begin DATA IN THIS EXERCISE

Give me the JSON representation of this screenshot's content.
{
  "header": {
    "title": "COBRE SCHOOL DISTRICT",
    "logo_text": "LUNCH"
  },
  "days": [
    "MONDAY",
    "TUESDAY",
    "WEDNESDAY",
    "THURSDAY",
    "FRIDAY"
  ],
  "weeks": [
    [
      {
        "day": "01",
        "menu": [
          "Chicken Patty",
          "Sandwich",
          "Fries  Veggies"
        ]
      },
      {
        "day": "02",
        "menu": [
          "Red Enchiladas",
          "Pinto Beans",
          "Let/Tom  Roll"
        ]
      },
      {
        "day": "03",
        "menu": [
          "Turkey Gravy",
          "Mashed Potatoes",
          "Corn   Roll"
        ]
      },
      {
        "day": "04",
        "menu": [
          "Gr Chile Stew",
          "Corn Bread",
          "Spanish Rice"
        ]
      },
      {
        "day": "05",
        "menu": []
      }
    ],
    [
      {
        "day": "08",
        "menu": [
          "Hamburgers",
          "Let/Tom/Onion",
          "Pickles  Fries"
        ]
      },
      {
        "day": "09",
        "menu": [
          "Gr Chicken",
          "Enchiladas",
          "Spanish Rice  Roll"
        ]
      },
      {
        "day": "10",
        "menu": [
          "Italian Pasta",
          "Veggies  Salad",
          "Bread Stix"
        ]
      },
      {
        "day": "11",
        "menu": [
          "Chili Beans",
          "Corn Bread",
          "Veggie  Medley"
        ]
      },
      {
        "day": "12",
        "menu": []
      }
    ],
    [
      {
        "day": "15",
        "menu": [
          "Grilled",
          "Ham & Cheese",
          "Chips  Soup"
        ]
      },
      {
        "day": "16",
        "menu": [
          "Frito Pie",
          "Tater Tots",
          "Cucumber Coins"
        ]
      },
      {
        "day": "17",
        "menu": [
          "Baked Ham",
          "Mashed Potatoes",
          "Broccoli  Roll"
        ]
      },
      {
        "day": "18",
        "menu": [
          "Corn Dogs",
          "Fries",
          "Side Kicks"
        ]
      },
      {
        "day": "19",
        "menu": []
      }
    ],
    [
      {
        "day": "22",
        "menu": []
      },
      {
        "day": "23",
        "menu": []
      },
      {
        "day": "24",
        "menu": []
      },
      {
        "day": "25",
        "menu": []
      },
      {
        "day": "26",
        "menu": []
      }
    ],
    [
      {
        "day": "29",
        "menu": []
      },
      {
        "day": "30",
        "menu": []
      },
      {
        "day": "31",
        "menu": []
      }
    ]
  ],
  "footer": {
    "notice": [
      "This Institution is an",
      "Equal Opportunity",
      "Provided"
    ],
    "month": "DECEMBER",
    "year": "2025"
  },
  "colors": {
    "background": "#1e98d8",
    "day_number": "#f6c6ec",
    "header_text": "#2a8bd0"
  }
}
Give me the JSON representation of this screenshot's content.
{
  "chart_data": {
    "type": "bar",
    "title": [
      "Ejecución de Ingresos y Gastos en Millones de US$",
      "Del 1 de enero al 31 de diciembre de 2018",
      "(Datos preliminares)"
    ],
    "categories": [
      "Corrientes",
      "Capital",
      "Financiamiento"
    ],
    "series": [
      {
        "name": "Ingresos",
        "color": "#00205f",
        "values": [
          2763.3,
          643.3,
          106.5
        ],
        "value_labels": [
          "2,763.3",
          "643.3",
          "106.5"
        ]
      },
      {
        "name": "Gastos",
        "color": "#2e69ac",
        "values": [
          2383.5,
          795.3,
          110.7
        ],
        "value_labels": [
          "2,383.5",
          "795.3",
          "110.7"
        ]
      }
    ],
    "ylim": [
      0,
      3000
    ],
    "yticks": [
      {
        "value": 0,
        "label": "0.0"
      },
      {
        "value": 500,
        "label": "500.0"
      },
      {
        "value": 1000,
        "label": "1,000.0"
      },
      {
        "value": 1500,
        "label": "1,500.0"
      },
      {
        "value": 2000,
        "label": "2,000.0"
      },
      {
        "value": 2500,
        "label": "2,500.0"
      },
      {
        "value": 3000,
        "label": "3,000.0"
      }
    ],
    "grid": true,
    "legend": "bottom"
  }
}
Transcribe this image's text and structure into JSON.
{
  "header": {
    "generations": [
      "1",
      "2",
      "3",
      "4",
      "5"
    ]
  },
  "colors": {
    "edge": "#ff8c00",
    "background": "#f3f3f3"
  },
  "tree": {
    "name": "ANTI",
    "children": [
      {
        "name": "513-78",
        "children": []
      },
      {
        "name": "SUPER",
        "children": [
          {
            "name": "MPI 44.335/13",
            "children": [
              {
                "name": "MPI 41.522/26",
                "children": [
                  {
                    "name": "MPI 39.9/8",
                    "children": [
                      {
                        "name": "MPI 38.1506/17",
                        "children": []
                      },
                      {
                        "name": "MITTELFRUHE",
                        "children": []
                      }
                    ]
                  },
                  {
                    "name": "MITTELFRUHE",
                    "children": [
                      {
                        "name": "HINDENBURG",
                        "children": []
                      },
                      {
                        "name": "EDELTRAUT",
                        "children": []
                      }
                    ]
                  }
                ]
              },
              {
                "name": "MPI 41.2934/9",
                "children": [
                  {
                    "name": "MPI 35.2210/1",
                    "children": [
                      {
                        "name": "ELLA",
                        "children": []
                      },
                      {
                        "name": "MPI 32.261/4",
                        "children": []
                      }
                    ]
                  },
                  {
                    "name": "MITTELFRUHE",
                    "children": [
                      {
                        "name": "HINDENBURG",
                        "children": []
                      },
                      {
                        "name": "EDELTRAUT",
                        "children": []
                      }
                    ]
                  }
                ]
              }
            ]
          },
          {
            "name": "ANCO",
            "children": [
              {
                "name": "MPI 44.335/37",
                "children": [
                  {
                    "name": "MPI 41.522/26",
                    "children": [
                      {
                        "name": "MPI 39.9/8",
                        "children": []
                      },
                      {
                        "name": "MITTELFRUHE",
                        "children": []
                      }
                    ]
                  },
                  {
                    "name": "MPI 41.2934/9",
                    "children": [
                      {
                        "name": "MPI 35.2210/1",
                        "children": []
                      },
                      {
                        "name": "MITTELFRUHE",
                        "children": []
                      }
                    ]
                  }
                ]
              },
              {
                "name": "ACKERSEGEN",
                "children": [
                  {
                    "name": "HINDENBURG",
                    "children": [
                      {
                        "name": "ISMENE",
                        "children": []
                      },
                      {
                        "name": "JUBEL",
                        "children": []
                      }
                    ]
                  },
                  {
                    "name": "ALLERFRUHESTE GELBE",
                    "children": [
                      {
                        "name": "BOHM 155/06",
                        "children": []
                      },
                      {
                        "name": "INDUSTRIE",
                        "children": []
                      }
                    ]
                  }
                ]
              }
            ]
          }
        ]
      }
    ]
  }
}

end DATA IN THIS EXERCISE

→ **THE REQUEST**:
Give the entries once more, exactly as they appear.

→ **RESPONSE BELOW**:
Give me the JSON representation of this screenshot's content.
{
  "header": {
    "title": "COBRE SCHOOL DISTRICT",
    "logo_text": "LUNCH"
  },
  "days": [
    "MONDAY",
    "TUESDAY",
    "WEDNESDAY",
    "THURSDAY",
    "FRIDAY"
  ],
  "weeks": [
    [
      {
        "day": "01",
        "menu": [
          "Chicken Patty",
          "Sandwich",
          "Fries  Veggies"
        ]
      },
      {
        "day": "02",
        "menu": [
          "Red Enchiladas",
          "Pinto Beans",
          "Let/Tom  Roll"
        ]
      },
      {
        "day": "03",
        "menu": [
          "Turkey Gravy",
          "Mashed Potatoes",
          "Corn   Roll"
        ]
      },
      {
        "day": "04",
        "menu": [
          "Gr Chile Stew",
          "Corn Bread",
          "Spanish Rice"
        ]
      },
      {
        "day": "05",
        "menu": []
      }
    ],
    [
      {
        "day": "08",
        "menu": [
          "Hamburgers",
          "Let/Tom/Onion",
          "Pickles  Fries"
        ]
      },
      {
        "day": "09",
        "menu": [
          "Gr Chicken",
          "Enchiladas",
          "Spanish Rice  Roll"
        ]
      },
      {
        "day": "10",
        "menu": [
          "Italian Pasta",
          "Veggies  Salad",
          "Bread Stix"
        ]
      },
      {
        "day": "11",
        "menu": [
          "Chili Beans",
          "Corn Bread",
          "Veggie  Medley"
        ]
      },
      {
        "day": "12",
        "menu": []
      }
    ],
    [
      {
        "day": "15",
        "menu": [
          "Grilled",
          "Ham & Cheese",
          "Chips  Soup"
        ]
      },
      {
        "day": "16",
        "menu": [
          "Frito Pie",
          "Tater Tots",
          "Cucumber Coins"
        ]
      },
      {
        "day": "17",
        "menu": [
          "Baked Ham",
          "Mashed Potatoes",
          "Broccoli  Roll"
        ]
      },
      {
        "day": "18",
        "menu": [
          "Corn Dogs",
          "Fries",
          "Side Kicks"
        ]
      },
      {
        "day": "19",
        "menu": []
      }
    ],
    [
      {
        "day": "22",
        "menu": []
      },
      {
        "day": "23",
        "menu": []
      },
      {
        "day": "24",
        "menu": []
      },
      {
        "day": "25",
        "menu": []
      },
      {
        "day": "26",
        "menu": []
      }
    ],
    [
      {
        "day": "29",
        "menu": []
      },
      {
        "day": "30",
        "menu": []
      },
      {
        "day": "31",
        "menu": []
      }
    ]
  ],
  "footer": {
    "notice": [
      "This Institution is an",
      "Equal Opportunity",
      "Provided"
    ],
    "month": "DECEMBER",
    "year": "2025"
  },
  "colors": {
    "background": "#1e98d8",
    "day_number": "#f6c6ec",
    "header_text": "#2a8bd0"
  }
}
Give me the JSON representation of this screenshot's content.
{
  "chart_data": {
    "type": "bar",
    "title": [
      "Ejecución de Ingresos y Gastos en Millones de US$",
      "Del 1 de enero al 31 de diciembre de 2018",
      "(Datos preliminares)"
    ],
    "categories": [
      "Corrientes",
      "Capital",
      "Financiamiento"
    ],
    "series": [
      {
        "name": "Ingresos",
        "color": "#00205f",
        "values": [
          2763.3,
          643.3,
          106.5
        ],
        "value_labels": [
          "2,763.3",
          "643.3",
          "106.5"
        ]
      },
      {
        "name": "Gastos",
        "color": "#2e69ac",
        "values": [
          2383.5,
          795.3,
          110.7
        ],
        "value_labels": [
          "2,383.5",
          "795.3",
          "110.7"
        ]
      }
    ],
    "ylim": [
      0,
      3000
    ],
    "yticks": [
      {
        "value": 0,
        "label": "0.0"
      },
      {
        "value": 500,
        "label": "500.0"
      },
      {
        "value": 1000,
        "label": "1,000.0"
      },
      {
        "value": 1500,
        "label": "1,500.0"
      },
      {
        "value": 2000,
        "label": "2,000.0"
      },
      {
        "value": 2500,
        "label": "2,500.0"
      },
      {
        "value": 3000,
        "label": "3,000.0"
      }
    ],
    "grid": true,
    "legend": "bottom"
  }
}
Transcribe this image's text and structure into JSON.
{
  "header": {
    "generations": [
      "1",
      "2",
      "3",
      "4",
      "5"
    ]
  },
  "colors": {
    "edge": "#ff8c00",
    "background": "#f3f3f3"
  },
  "tree": {
    "name": "ANTI",
    "children": [
      {
        "name": "513-78",
        "children": []
      },
      {
        "name": "SUPER",
        "children": [
          {
            "name": "MPI 44.335/13",
            "children": [
              {
                "name": "MPI 41.522/26",
                "children": [
                  {
                    "name": "MPI 39.9/8",
                    "children": [
                      {
                        "name": "MPI 38.1506/17",
                        "children": []
                      },
                      {
                        "name": "MITTELFRUHE",
                        "children": []
                      }
                    ]
                  },
                  {
                    "name": "MITTELFRUHE",
                    "children": [
                      {
                        "name": "HINDENBURG",
                        "children": []
                      },
                      {
                        "name": "EDELTRAUT",
                        "children": []
                      }
                    ]
                  }
                ]
              },
              {
                "name": "MPI 41.2934/9",
                "children": [
                  {
                    "name": "MPI 35.2210/1",
                    "children": [
                      {
                        "name": "ELLA",
                        "children": []
                      },
                      {
                        "name": "MPI 32.261/4",
                        "children": []
                      }
                    ]
                  },
                  {
                    "name": "MITTELFRUHE",
                    "children": [
                      {
                        "name": "HINDENBURG",
                        "children": []
                      },
                      {
                        "name": "EDELTRAUT",
                        "children": []
                      }
                    ]
                  }
                ]
              }
            ]
          },
          {
            "name": "ANCO",
            "children": [
              {
                "name": "MPI 44.335/37",
                "children": [
                  {
                    "name": "MPI 41.522/26",
                    "children": [
                      {
                        "name": "MPI 39.9/8",
                        "children": []
                      },
                      {
                        "name": "MITTELFRUHE",
                        "children": []
                      }
                    ]
                  },
                  {
                    "name": "MPI 41.2934/9",
                    "children": [
                      {
                        "name": "MPI 35.2210/1",
                        "children": []
                      },
                      {
                        "name": "MITTELFRUHE",
                        "children": []
                      }
                    ]
                  }
                ]
              },
              {
                "name": "ACKERSEGEN",
                "children": [
                  {
                    "name": "HINDENBURG",
                    "children": [
                      {
                        "name": "ISMENE",
                        "children": []
                      },
                      {
                        "name": "JUBEL",
                        "children": []
                      }
                    ]
                  },
                  {
                    "name": "ALLERFRUHESTE GELBE",
                    "children": [
                      {
                        "name": "BOHM 155/06",
                        "children": []
                      },
                      {
                        "name": "INDUSTRIE",
                        "children": []
                      }
                    ]
                  }
                ]
              }
            ]
          }
        ]
      }
    ]
  }
}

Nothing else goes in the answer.